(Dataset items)
= = = = =

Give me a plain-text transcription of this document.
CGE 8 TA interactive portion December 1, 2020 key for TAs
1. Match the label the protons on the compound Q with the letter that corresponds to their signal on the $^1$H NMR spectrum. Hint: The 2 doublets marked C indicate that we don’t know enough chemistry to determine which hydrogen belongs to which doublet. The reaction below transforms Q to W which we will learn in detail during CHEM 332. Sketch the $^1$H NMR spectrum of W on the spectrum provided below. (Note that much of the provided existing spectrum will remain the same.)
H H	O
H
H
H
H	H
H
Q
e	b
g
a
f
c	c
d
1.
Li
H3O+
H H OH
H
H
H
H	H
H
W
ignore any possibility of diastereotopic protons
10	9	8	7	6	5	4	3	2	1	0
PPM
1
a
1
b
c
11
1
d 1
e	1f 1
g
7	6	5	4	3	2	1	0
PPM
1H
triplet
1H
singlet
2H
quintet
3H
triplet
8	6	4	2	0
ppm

= = = = =

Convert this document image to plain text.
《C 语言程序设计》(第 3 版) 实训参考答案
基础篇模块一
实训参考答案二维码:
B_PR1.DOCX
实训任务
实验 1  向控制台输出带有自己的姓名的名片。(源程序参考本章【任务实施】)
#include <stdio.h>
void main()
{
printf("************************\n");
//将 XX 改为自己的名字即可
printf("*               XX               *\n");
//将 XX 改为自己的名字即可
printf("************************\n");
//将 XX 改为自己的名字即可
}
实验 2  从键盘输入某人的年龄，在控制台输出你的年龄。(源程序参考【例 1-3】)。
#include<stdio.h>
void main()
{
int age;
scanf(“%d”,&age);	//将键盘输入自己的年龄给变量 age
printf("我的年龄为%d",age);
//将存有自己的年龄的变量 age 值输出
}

= = = = =

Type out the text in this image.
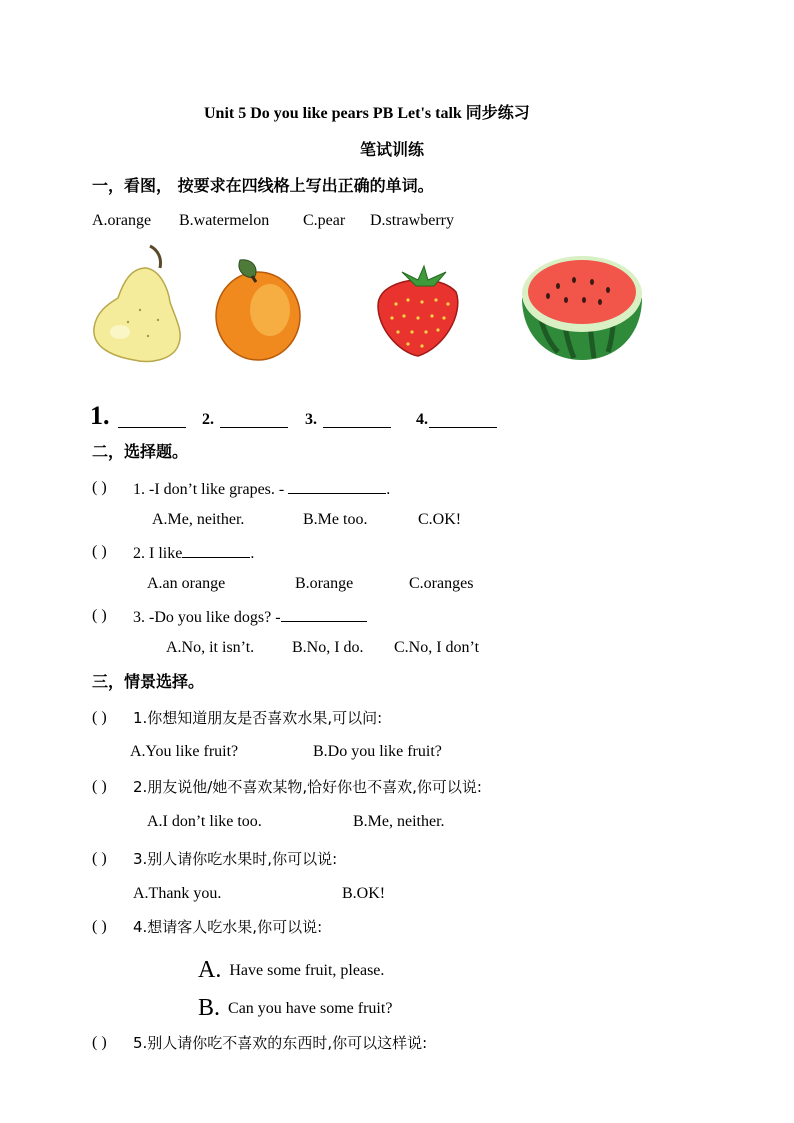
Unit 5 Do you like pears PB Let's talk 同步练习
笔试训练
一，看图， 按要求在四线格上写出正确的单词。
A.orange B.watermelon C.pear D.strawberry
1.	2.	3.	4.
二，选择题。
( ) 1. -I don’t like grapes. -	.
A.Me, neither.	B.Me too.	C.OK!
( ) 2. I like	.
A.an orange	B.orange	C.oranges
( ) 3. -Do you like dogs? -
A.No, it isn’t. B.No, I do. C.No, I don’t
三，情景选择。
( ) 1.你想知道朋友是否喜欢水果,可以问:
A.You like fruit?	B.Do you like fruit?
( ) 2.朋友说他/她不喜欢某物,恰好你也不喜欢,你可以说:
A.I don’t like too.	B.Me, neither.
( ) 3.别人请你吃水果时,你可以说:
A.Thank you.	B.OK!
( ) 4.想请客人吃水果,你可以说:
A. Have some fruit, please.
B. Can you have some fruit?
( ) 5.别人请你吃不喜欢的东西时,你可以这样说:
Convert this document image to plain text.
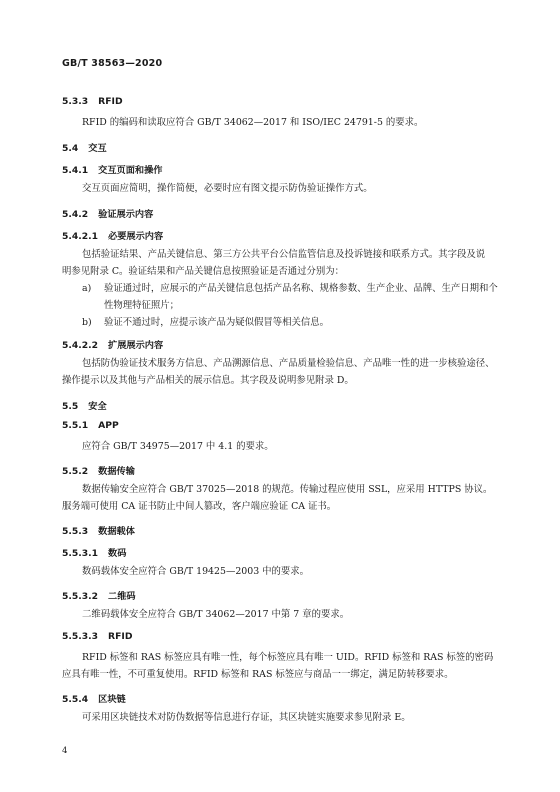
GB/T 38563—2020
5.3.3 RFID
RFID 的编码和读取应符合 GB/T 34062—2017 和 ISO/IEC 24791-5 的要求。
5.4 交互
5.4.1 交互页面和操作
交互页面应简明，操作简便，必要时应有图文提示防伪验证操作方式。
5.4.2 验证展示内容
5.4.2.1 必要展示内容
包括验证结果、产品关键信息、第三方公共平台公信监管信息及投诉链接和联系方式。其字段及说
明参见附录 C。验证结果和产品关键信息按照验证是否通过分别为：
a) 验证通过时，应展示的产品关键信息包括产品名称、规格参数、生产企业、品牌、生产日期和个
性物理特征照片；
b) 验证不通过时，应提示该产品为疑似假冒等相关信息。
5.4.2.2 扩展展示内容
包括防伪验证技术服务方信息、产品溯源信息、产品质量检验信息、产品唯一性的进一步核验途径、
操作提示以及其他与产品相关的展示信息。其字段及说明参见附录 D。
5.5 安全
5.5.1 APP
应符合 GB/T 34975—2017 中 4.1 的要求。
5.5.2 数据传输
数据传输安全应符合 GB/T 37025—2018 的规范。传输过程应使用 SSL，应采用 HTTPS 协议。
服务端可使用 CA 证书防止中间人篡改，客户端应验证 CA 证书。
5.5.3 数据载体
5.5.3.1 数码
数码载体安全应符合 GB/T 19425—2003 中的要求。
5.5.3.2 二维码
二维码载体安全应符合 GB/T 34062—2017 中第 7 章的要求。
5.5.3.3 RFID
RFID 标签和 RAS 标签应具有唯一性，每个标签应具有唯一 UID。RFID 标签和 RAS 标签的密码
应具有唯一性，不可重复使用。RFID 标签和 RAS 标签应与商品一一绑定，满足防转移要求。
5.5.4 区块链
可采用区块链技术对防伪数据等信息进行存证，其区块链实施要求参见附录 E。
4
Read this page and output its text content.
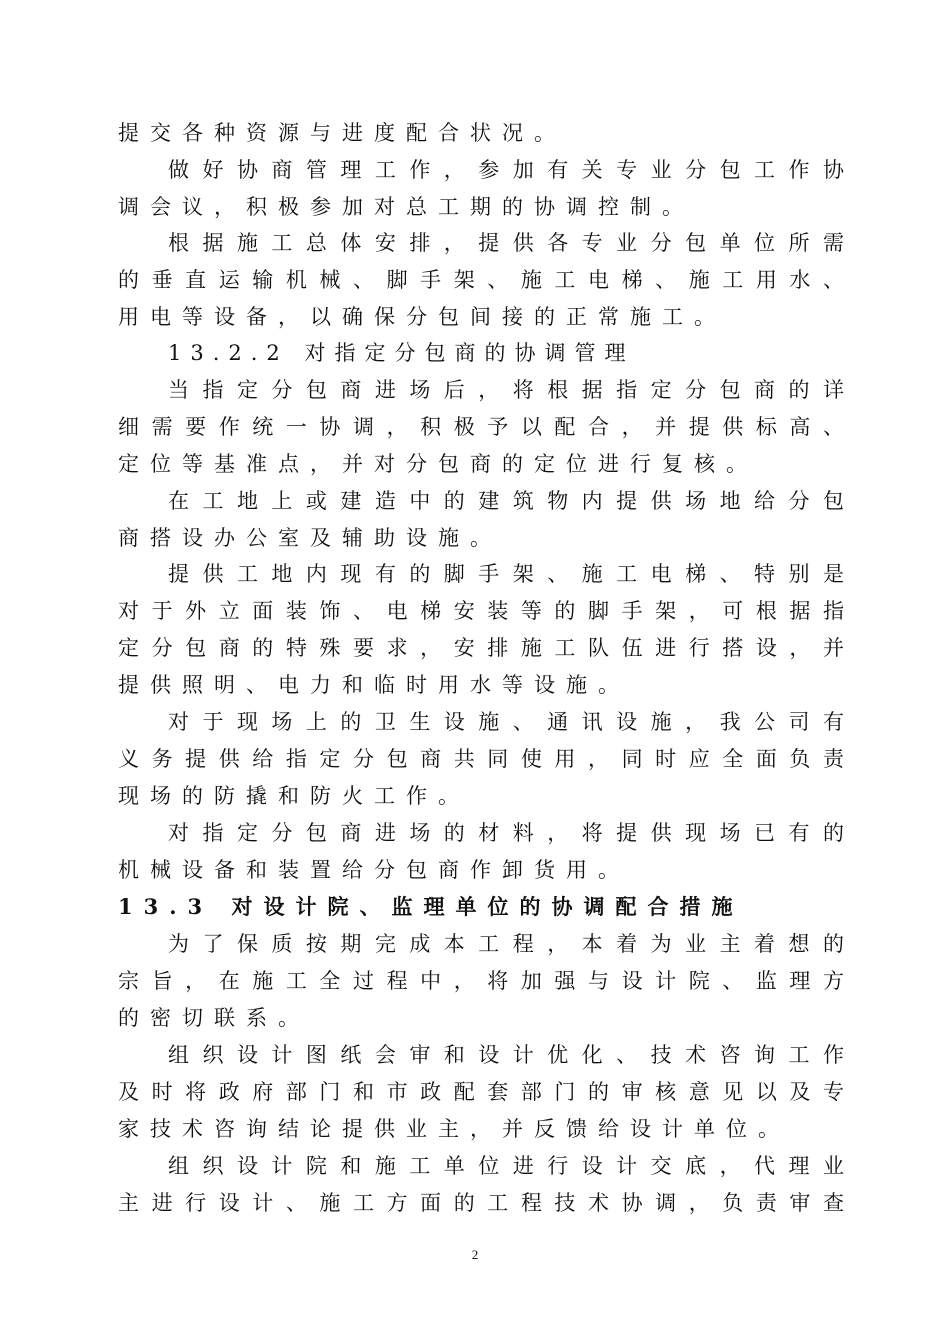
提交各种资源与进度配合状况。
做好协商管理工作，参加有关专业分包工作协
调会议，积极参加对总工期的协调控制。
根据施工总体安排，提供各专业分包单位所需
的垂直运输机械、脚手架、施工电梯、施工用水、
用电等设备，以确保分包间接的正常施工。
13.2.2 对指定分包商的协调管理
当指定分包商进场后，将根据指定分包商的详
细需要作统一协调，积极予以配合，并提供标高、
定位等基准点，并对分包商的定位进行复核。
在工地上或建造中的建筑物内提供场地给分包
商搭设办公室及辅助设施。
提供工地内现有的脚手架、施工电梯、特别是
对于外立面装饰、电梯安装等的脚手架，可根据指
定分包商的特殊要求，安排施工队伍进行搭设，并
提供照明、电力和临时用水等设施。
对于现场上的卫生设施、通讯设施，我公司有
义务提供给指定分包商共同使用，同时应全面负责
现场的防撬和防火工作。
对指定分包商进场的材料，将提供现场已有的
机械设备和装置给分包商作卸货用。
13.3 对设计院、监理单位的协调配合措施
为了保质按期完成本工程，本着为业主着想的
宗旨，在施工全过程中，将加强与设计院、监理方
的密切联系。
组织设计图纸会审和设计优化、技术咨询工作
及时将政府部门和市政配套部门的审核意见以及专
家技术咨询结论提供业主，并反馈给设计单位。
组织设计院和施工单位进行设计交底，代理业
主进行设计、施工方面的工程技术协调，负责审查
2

= = = = =

» **WHAT TO PRODUCE**: Extract every line containing the string "orange" from the data above.

» **RESPONSE**:
A.orange B.watermelon C.pear D.strawberry
A.an orange	B.orange	C.oranges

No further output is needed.